⟨

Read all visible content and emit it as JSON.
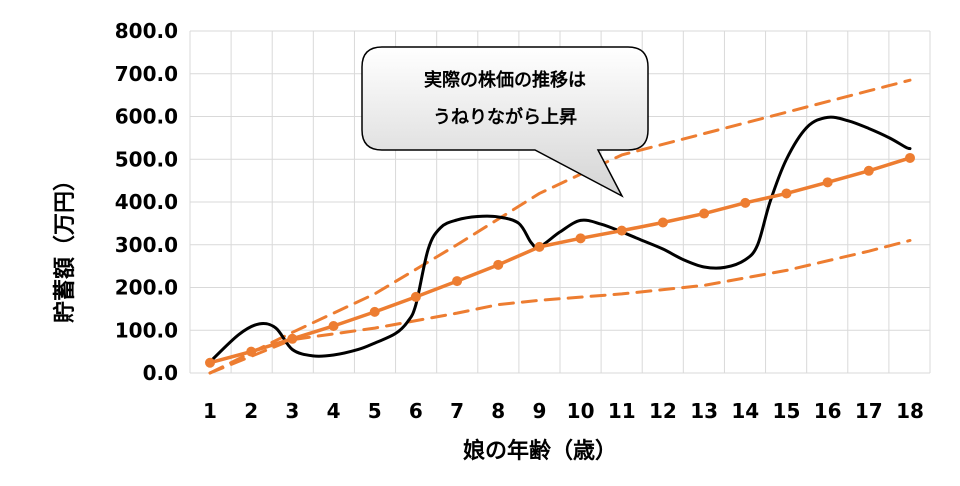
{
  "chart_data": {
    "type": "line",
    "xlabel": "娘の年齢（歳）",
    "ylabel": "貯蓄額（万円）",
    "categories": [
      "1",
      "2",
      "3",
      "4",
      "5",
      "6",
      "7",
      "8",
      "9",
      "10",
      "11",
      "12",
      "13",
      "14",
      "15",
      "16",
      "17",
      "18"
    ],
    "y_tick_labels": [
      "0.0",
      "100.0",
      "200.0",
      "300.0",
      "400.0",
      "500.0",
      "600.0",
      "700.0",
      "800.0"
    ],
    "ylim": [
      0,
      800
    ],
    "grid": true,
    "legend": "none",
    "series": [
      {
        "role": "savings-line",
        "color": "#ED7D31",
        "style": "solid-with-markers",
        "x": [
          1,
          2,
          3,
          4,
          5,
          6,
          7,
          8,
          9,
          10,
          11,
          12,
          13,
          14,
          15,
          16,
          17,
          18
        ],
        "values": [
          24,
          50,
          80,
          110,
          143,
          178,
          215,
          253,
          295,
          315,
          333,
          352,
          373,
          398,
          420,
          446,
          473,
          503
        ]
      },
      {
        "role": "actual-price",
        "color": "#000000",
        "style": "smooth",
        "x": [
          1,
          1.7,
          2.2,
          2.6,
          3,
          3.5,
          4,
          4.6,
          5,
          5.5,
          5.8,
          6,
          6.3,
          6.6,
          7,
          7.5,
          8,
          8.5,
          8.8,
          9,
          9.5,
          10,
          10.5,
          11,
          11.5,
          12,
          12.5,
          13,
          13.5,
          14,
          14.3,
          14.6,
          15,
          15.5,
          16,
          16.5,
          17,
          17.5,
          17.9,
          18
        ],
        "values": [
          26,
          90,
          115,
          105,
          55,
          40,
          42,
          55,
          70,
          92,
          120,
          160,
          290,
          340,
          358,
          366,
          365,
          350,
          305,
          295,
          330,
          357,
          348,
          330,
          310,
          290,
          265,
          248,
          247,
          265,
          300,
          400,
          500,
          575,
          598,
          590,
          572,
          550,
          528,
          525
        ]
      },
      {
        "role": "upper-bound",
        "color": "#ED7D31",
        "style": "dashed",
        "x": [
          1,
          3,
          5,
          7,
          9,
          11,
          13,
          15,
          17,
          18
        ],
        "values": [
          0,
          95,
          185,
          300,
          420,
          510,
          560,
          610,
          660,
          685
        ]
      },
      {
        "role": "lower-bound",
        "color": "#ED7D31",
        "style": "dashed",
        "x": [
          1,
          3,
          5,
          7,
          8,
          9,
          11,
          13,
          15,
          17,
          18
        ],
        "values": [
          0,
          78,
          105,
          140,
          160,
          170,
          185,
          205,
          240,
          285,
          310
        ]
      }
    ],
    "annotations": [
      {
        "line1": "実際の株価の推移は",
        "line2": "うねりながら上昇"
      }
    ]
  }
}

⟩

◆ **Brief**:
Transcribe each entry precisely as given, leaving the pictures out.

◆ **Complete response**:
Read all visible content and emit it as JSON.
{
  "chart_data": {
    "type": "line",
    "xlabel": "娘の年齢（歳）",
    "ylabel": "貯蓄額（万円）",
    "categories": [
      "1",
      "2",
      "3",
      "4",
      "5",
      "6",
      "7",
      "8",
      "9",
      "10",
      "11",
      "12",
      "13",
      "14",
      "15",
      "16",
      "17",
      "18"
    ],
    "y_tick_labels": [
      "0.0",
      "100.0",
      "200.0",
      "300.0",
      "400.0",
      "500.0",
      "600.0",
      "700.0",
      "800.0"
    ],
    "ylim": [
      0,
      800
    ],
    "grid": true,
    "legend": "none",
    "series": [
      {
        "role": "savings-line",
        "color": "#ED7D31",
        "style": "solid-with-markers",
        "x": [
          1,
          2,
          3,
          4,
          5,
          6,
          7,
          8,
          9,
          10,
          11,
          12,
          13,
          14,
          15,
          16,
          17,
          18
        ],
        "values": [
          24,
          50,
          80,
          110,
          143,
          178,
          215,
          253,
          295,
          315,
          333,
          352,
          373,
          398,
          420,
          446,
          473,
          503
        ]
      },
      {
        "role": "actual-price",
        "color": "#000000",
        "style": "smooth",
        "x": [
          1,
          1.7,
          2.2,
          2.6,
          3,
          3.5,
          4,
          4.6,
          5,
          5.5,
          5.8,
          6,
          6.3,
          6.6,
          7,
          7.5,
          8,
          8.5,
          8.8,
          9,
          9.5,
          10,
          10.5,
          11,
          11.5,
          12,
          12.5,
          13,
          13.5,
          14,
          14.3,
          14.6,
          15,
          15.5,
          16,
          16.5,
          17,
          17.5,
          17.9,
          18
        ],
        "values": [
          26,
          90,
          115,
          105,
          55,
          40,
          42,
          55,
          70,
          92,
          120,
          160,
          290,
          340,
          358,
          366,
          365,
          350,
          305,
          295,
          330,
          357,
          348,
          330,
          310,
          290,
          265,
          248,
          247,
          265,
          300,
          400,
          500,
          575,
          598,
          590,
          572,
          550,
          528,
          525
        ]
      },
      {
        "role": "upper-bound",
        "color": "#ED7D31",
        "style": "dashed",
        "x": [
          1,
          3,
          5,
          7,
          9,
          11,
          13,
          15,
          17,
          18
        ],
        "values": [
          0,
          95,
          185,
          300,
          420,
          510,
          560,
          610,
          660,
          685
        ]
      },
      {
        "role": "lower-bound",
        "color": "#ED7D31",
        "style": "dashed",
        "x": [
          1,
          3,
          5,
          7,
          8,
          9,
          11,
          13,
          15,
          17,
          18
        ],
        "values": [
          0,
          78,
          105,
          140,
          160,
          170,
          185,
          205,
          240,
          285,
          310
        ]
      }
    ],
    "annotations": [
      {
        "line1": "実際の株価の推移は",
        "line2": "うねりながら上昇"
      }
    ]
  }
}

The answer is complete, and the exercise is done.